-- Begin PROVIDED INFORMATION --

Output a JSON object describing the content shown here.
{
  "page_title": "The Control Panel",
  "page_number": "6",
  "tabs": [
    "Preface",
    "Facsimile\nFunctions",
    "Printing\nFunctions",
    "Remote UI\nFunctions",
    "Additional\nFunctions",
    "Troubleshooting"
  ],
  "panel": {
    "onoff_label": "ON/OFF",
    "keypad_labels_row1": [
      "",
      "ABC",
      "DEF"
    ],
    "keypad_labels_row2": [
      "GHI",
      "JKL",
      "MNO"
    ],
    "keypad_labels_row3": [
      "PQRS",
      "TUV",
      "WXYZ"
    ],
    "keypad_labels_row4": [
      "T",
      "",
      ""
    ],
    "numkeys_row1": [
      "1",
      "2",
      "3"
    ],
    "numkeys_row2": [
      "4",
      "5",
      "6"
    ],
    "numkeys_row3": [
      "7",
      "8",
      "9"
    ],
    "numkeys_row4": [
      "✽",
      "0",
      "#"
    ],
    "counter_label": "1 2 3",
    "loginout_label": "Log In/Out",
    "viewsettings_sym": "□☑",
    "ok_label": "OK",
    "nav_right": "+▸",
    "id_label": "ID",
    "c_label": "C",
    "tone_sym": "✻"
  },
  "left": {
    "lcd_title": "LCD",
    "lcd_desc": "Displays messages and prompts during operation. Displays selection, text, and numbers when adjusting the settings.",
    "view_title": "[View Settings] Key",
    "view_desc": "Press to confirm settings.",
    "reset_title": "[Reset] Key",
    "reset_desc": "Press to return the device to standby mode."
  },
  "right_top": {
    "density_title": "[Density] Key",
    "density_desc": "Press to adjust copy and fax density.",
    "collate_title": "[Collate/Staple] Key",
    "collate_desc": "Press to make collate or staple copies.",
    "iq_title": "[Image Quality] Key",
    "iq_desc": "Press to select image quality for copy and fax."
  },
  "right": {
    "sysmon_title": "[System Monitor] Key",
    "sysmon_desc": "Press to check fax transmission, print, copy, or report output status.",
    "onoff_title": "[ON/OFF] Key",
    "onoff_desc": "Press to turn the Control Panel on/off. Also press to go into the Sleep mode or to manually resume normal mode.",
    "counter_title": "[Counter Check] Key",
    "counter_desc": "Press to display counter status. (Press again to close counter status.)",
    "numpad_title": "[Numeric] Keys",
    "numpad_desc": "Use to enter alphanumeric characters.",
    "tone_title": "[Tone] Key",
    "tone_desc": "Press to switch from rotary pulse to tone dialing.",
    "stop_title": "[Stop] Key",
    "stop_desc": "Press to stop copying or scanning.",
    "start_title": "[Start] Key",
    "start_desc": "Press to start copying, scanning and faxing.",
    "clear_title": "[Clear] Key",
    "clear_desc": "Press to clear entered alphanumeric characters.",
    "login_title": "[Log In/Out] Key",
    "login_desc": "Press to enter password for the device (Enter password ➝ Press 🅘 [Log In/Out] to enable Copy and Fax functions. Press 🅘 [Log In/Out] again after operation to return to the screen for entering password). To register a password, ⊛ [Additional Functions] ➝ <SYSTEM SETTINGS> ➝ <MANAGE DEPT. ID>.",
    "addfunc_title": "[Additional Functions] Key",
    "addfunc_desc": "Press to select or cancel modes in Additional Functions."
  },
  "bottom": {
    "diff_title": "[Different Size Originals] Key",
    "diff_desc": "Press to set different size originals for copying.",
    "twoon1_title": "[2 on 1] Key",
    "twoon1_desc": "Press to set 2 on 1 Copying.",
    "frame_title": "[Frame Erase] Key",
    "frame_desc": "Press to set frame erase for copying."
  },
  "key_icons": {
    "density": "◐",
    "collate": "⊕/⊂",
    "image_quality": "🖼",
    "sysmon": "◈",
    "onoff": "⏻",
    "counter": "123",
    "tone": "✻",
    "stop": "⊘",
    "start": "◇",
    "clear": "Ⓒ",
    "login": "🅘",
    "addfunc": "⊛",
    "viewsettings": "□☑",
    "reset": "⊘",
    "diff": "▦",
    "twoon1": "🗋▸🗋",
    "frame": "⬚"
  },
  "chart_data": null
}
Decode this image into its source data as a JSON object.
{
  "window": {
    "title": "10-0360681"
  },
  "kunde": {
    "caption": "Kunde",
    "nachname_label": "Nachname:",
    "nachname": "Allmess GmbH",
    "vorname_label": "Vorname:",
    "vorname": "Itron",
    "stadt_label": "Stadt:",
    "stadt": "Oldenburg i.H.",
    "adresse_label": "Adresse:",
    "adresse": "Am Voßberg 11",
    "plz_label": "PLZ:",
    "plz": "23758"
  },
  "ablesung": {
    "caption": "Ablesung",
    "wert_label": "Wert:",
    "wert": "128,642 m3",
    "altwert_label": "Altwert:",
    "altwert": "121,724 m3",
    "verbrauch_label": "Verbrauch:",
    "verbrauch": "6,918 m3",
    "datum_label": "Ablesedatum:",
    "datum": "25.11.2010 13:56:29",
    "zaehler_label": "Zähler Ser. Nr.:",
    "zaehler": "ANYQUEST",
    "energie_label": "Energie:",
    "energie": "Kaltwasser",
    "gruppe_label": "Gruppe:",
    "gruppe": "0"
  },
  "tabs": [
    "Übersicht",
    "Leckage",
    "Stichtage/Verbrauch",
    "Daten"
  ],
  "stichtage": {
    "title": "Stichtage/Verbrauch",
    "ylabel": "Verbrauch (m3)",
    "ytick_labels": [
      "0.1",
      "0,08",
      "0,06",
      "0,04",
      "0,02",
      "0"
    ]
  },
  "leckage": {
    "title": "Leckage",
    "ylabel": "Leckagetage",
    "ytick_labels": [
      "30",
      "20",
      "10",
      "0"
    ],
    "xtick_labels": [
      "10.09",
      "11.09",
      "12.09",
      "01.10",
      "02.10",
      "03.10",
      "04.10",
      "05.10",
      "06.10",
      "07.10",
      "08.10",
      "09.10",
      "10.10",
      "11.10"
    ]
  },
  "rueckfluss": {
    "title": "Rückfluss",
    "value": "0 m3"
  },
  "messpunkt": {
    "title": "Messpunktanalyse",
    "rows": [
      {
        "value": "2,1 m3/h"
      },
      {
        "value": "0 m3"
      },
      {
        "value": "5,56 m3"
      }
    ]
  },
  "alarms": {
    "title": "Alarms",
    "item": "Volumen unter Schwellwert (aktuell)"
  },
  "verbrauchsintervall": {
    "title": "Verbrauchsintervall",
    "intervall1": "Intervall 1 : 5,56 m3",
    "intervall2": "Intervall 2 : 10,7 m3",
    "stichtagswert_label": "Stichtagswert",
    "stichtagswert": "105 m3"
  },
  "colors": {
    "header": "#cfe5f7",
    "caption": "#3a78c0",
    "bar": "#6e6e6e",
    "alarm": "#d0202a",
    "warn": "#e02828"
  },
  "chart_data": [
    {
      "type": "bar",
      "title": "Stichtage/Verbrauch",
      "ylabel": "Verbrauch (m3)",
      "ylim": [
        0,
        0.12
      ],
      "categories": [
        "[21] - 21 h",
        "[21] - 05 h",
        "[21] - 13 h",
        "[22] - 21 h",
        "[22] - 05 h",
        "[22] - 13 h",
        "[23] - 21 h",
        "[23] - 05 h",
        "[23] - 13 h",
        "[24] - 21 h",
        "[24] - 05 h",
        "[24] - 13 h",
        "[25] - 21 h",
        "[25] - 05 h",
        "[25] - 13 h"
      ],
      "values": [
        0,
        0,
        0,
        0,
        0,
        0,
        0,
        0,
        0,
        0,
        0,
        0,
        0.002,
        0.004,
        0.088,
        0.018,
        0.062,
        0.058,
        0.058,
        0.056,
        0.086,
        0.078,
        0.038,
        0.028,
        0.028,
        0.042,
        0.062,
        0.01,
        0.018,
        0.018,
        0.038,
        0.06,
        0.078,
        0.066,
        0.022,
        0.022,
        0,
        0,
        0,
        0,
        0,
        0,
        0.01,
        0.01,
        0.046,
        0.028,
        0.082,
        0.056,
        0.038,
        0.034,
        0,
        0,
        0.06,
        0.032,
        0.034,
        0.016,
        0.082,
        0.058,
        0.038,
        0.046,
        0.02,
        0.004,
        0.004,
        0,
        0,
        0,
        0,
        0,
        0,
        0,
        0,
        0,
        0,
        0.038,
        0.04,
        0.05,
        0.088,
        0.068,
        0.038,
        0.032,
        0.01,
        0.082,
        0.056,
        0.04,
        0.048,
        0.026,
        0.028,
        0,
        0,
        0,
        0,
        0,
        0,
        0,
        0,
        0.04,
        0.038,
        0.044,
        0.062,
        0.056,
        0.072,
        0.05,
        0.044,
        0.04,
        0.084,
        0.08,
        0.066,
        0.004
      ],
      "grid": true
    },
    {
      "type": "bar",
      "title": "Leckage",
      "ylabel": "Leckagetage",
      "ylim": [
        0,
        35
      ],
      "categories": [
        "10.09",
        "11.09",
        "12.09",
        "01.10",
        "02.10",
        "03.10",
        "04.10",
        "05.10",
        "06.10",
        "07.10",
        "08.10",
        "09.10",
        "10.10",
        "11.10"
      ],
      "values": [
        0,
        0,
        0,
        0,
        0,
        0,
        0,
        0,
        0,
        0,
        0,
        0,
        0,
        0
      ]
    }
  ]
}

-- End PROVIDED INFORMATION --

Extract each line from the listing that holds the word "Control".

  "page_title": "The Control Panel",
    "onoff_desc": "Press to turn the Control Panel on/off. Also press to go into the Sleep mode or to manually resume normal mode.",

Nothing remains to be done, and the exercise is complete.